• **Exercise goal**: Output the data that follows exactly, line for line.

·····

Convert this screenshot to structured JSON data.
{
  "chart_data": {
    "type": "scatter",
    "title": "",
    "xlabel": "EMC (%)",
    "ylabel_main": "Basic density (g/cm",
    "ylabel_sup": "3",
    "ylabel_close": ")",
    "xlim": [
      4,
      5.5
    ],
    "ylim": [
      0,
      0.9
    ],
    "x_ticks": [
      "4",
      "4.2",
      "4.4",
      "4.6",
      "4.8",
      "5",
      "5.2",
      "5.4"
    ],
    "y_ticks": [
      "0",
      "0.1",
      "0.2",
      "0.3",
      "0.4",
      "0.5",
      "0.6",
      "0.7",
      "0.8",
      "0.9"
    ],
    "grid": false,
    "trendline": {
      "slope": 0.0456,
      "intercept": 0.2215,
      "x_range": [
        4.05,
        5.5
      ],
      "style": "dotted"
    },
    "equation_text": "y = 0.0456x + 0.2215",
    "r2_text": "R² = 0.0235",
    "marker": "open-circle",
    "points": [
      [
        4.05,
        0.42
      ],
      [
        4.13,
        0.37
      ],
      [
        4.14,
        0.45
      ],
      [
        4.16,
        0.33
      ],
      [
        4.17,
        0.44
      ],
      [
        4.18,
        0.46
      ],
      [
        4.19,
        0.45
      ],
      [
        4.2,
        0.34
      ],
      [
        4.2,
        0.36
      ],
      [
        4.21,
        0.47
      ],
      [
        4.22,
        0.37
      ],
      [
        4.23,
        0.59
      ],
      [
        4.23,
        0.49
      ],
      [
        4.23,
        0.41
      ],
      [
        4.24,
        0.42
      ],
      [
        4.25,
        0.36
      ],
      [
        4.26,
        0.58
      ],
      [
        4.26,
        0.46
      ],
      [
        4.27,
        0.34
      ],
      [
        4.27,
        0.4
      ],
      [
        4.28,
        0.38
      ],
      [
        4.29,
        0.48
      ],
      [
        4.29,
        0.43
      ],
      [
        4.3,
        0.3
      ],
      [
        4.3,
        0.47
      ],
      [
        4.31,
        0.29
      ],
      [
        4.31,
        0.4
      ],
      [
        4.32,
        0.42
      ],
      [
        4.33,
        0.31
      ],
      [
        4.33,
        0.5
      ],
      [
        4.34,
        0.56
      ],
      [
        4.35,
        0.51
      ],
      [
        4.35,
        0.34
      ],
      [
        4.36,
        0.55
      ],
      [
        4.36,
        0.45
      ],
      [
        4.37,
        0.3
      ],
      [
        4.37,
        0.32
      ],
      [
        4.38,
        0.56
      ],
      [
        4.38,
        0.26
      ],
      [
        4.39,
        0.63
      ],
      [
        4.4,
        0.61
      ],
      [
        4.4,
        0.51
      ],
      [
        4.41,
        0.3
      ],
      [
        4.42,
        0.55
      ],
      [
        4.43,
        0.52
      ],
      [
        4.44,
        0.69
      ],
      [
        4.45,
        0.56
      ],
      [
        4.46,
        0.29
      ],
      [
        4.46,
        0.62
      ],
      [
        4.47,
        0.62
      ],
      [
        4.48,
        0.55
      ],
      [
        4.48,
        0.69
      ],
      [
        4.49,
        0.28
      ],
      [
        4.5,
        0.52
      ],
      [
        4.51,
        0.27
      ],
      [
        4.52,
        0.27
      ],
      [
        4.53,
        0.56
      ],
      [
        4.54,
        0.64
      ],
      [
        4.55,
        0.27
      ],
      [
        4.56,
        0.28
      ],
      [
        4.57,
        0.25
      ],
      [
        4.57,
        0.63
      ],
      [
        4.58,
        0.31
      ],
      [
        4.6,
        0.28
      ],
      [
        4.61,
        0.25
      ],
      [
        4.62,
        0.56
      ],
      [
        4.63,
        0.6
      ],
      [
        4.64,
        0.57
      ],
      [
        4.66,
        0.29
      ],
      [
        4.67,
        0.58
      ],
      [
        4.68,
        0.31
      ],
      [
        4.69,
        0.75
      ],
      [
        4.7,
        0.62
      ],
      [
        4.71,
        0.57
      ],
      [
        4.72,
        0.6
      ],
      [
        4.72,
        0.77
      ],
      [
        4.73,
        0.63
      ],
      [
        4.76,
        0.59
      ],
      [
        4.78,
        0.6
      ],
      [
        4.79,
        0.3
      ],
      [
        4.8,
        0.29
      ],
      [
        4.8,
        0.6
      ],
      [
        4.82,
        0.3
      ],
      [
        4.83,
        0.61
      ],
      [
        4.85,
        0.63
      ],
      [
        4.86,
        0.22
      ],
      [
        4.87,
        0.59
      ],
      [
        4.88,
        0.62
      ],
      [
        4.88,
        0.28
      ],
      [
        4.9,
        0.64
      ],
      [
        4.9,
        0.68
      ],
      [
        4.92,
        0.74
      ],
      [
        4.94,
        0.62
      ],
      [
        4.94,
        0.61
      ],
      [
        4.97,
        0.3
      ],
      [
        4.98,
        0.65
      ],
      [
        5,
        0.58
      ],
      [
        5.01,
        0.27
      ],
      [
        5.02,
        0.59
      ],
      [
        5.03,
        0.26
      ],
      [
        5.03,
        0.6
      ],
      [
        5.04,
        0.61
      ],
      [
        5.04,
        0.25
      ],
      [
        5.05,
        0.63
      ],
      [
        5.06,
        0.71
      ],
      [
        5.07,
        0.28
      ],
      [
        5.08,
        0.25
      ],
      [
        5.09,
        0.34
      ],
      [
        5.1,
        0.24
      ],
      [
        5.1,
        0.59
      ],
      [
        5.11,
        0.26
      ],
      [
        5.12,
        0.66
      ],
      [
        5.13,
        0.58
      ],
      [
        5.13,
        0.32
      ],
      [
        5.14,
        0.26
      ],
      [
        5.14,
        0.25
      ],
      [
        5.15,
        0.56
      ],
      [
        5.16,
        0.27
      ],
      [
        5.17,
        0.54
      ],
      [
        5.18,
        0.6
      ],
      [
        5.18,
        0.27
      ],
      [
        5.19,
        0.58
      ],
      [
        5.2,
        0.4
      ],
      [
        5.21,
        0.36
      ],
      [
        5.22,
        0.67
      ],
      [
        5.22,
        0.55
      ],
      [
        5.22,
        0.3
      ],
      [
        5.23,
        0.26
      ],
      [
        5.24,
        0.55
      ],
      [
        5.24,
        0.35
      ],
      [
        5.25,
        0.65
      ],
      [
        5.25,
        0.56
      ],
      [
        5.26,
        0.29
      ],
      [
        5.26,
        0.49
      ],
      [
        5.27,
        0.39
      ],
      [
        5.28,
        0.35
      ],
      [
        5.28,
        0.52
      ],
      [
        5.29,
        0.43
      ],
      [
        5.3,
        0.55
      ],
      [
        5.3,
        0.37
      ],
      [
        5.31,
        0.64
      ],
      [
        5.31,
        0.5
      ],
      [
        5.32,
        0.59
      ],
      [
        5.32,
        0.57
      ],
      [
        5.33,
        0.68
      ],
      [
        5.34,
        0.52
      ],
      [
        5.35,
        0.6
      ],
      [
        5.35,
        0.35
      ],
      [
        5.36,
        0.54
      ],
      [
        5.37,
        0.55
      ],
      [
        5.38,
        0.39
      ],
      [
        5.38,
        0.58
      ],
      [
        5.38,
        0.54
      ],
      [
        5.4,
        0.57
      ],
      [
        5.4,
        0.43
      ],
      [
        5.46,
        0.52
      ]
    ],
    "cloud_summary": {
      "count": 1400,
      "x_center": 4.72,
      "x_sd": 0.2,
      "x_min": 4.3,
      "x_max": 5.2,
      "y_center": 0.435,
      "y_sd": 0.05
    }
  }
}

·····

• **Correct answer**:
Convert this screenshot to structured JSON data.
{
  "chart_data": {
    "type": "scatter",
    "title": "",
    "xlabel": "EMC (%)",
    "ylabel_main": "Basic density (g/cm",
    "ylabel_sup": "3",
    "ylabel_close": ")",
    "xlim": [
      4,
      5.5
    ],
    "ylim": [
      0,
      0.9
    ],
    "x_ticks": [
      "4",
      "4.2",
      "4.4",
      "4.6",
      "4.8",
      "5",
      "5.2",
      "5.4"
    ],
    "y_ticks": [
      "0",
      "0.1",
      "0.2",
      "0.3",
      "0.4",
      "0.5",
      "0.6",
      "0.7",
      "0.8",
      "0.9"
    ],
    "grid": false,
    "trendline": {
      "slope": 0.0456,
      "intercept": 0.2215,
      "x_range": [
        4.05,
        5.5
      ],
      "style": "dotted"
    },
    "equation_text": "y = 0.0456x + 0.2215",
    "r2_text": "R² = 0.0235",
    "marker": "open-circle",
    "points": [
      [
        4.05,
        0.42
      ],
      [
        4.13,
        0.37
      ],
      [
        4.14,
        0.45
      ],
      [
        4.16,
        0.33
      ],
      [
        4.17,
        0.44
      ],
      [
        4.18,
        0.46
      ],
      [
        4.19,
        0.45
      ],
      [
        4.2,
        0.34
      ],
      [
        4.2,
        0.36
      ],
      [
        4.21,
        0.47
      ],
      [
        4.22,
        0.37
      ],
      [
        4.23,
        0.59
      ],
      [
        4.23,
        0.49
      ],
      [
        4.23,
        0.41
      ],
      [
        4.24,
        0.42
      ],
      [
        4.25,
        0.36
      ],
      [
        4.26,
        0.58
      ],
      [
        4.26,
        0.46
      ],
      [
        4.27,
        0.34
      ],
      [
        4.27,
        0.4
      ],
      [
        4.28,
        0.38
      ],
      [
        4.29,
        0.48
      ],
      [
        4.29,
        0.43
      ],
      [
        4.3,
        0.3
      ],
      [
        4.3,
        0.47
      ],
      [
        4.31,
        0.29
      ],
      [
        4.31,
        0.4
      ],
      [
        4.32,
        0.42
      ],
      [
        4.33,
        0.31
      ],
      [
        4.33,
        0.5
      ],
      [
        4.34,
        0.56
      ],
      [
        4.35,
        0.51
      ],
      [
        4.35,
        0.34
      ],
      [
        4.36,
        0.55
      ],
      [
        4.36,
        0.45
      ],
      [
        4.37,
        0.3
      ],
      [
        4.37,
        0.32
      ],
      [
        4.38,
        0.56
      ],
      [
        4.38,
        0.26
      ],
      [
        4.39,
        0.63
      ],
      [
        4.4,
        0.61
      ],
      [
        4.4,
        0.51
      ],
      [
        4.41,
        0.3
      ],
      [
        4.42,
        0.55
      ],
      [
        4.43,
        0.52
      ],
      [
        4.44,
        0.69
      ],
      [
        4.45,
        0.56
      ],
      [
        4.46,
        0.29
      ],
      [
        4.46,
        0.62
      ],
      [
        4.47,
        0.62
      ],
      [
        4.48,
        0.55
      ],
      [
        4.48,
        0.69
      ],
      [
        4.49,
        0.28
      ],
      [
        4.5,
        0.52
      ],
      [
        4.51,
        0.27
      ],
      [
        4.52,
        0.27
      ],
      [
        4.53,
        0.56
      ],
      [
        4.54,
        0.64
      ],
      [
        4.55,
        0.27
      ],
      [
        4.56,
        0.28
      ],
      [
        4.57,
        0.25
      ],
      [
        4.57,
        0.63
      ],
      [
        4.58,
        0.31
      ],
      [
        4.6,
        0.28
      ],
      [
        4.61,
        0.25
      ],
      [
        4.62,
        0.56
      ],
      [
        4.63,
        0.6
      ],
      [
        4.64,
        0.57
      ],
      [
        4.66,
        0.29
      ],
      [
        4.67,
        0.58
      ],
      [
        4.68,
        0.31
      ],
      [
        4.69,
        0.75
      ],
      [
        4.7,
        0.62
      ],
      [
        4.71,
        0.57
      ],
      [
        4.72,
        0.6
      ],
      [
        4.72,
        0.77
      ],
      [
        4.73,
        0.63
      ],
      [
        4.76,
        0.59
      ],
      [
        4.78,
        0.6
      ],
      [
        4.79,
        0.3
      ],
      [
        4.8,
        0.29
      ],
      [
        4.8,
        0.6
      ],
      [
        4.82,
        0.3
      ],
      [
        4.83,
        0.61
      ],
      [
        4.85,
        0.63
      ],
      [
        4.86,
        0.22
      ],
      [
        4.87,
        0.59
      ],
      [
        4.88,
        0.62
      ],
      [
        4.88,
        0.28
      ],
      [
        4.9,
        0.64
      ],
      [
        4.9,
        0.68
      ],
      [
        4.92,
        0.74
      ],
      [
        4.94,
        0.62
      ],
      [
        4.94,
        0.61
      ],
      [
        4.97,
        0.3
      ],
      [
        4.98,
        0.65
      ],
      [
        5,
        0.58
      ],
      [
        5.01,
        0.27
      ],
      [
        5.02,
        0.59
      ],
      [
        5.03,
        0.26
      ],
      [
        5.03,
        0.6
      ],
      [
        5.04,
        0.61
      ],
      [
        5.04,
        0.25
      ],
      [
        5.05,
        0.63
      ],
      [
        5.06,
        0.71
      ],
      [
        5.07,
        0.28
      ],
      [
        5.08,
        0.25
      ],
      [
        5.09,
        0.34
      ],
      [
        5.1,
        0.24
      ],
      [
        5.1,
        0.59
      ],
      [
        5.11,
        0.26
      ],
      [
        5.12,
        0.66
      ],
      [
        5.13,
        0.58
      ],
      [
        5.13,
        0.32
      ],
      [
        5.14,
        0.26
      ],
      [
        5.14,
        0.25
      ],
      [
        5.15,
        0.56
      ],
      [
        5.16,
        0.27
      ],
      [
        5.17,
        0.54
      ],
      [
        5.18,
        0.6
      ],
      [
        5.18,
        0.27
      ],
      [
        5.19,
        0.58
      ],
      [
        5.2,
        0.4
      ],
      [
        5.21,
        0.36
      ],
      [
        5.22,
        0.67
      ],
      [
        5.22,
        0.55
      ],
      [
        5.22,
        0.3
      ],
      [
        5.23,
        0.26
      ],
      [
        5.24,
        0.55
      ],
      [
        5.24,
        0.35
      ],
      [
        5.25,
        0.65
      ],
      [
        5.25,
        0.56
      ],
      [
        5.26,
        0.29
      ],
      [
        5.26,
        0.49
      ],
      [
        5.27,
        0.39
      ],
      [
        5.28,
        0.35
      ],
      [
        5.28,
        0.52
      ],
      [
        5.29,
        0.43
      ],
      [
        5.3,
        0.55
      ],
      [
        5.3,
        0.37
      ],
      [
        5.31,
        0.64
      ],
      [
        5.31,
        0.5
      ],
      [
        5.32,
        0.59
      ],
      [
        5.32,
        0.57
      ],
      [
        5.33,
        0.68
      ],
      [
        5.34,
        0.52
      ],
      [
        5.35,
        0.6
      ],
      [
        5.35,
        0.35
      ],
      [
        5.36,
        0.54
      ],
      [
        5.37,
        0.55
      ],
      [
        5.38,
        0.39
      ],
      [
        5.38,
        0.58
      ],
      [
        5.38,
        0.54
      ],
      [
        5.4,
        0.57
      ],
      [
        5.4,
        0.43
      ],
      [
        5.46,
        0.52
      ]
    ],
    "cloud_summary": {
      "count": 1400,
      "x_center": 4.72,
      "x_sd": 0.2,
      "x_min": 4.3,
      "x_max": 5.2,
      "y_center": 0.435,
      "y_sd": 0.05
    }
  }
}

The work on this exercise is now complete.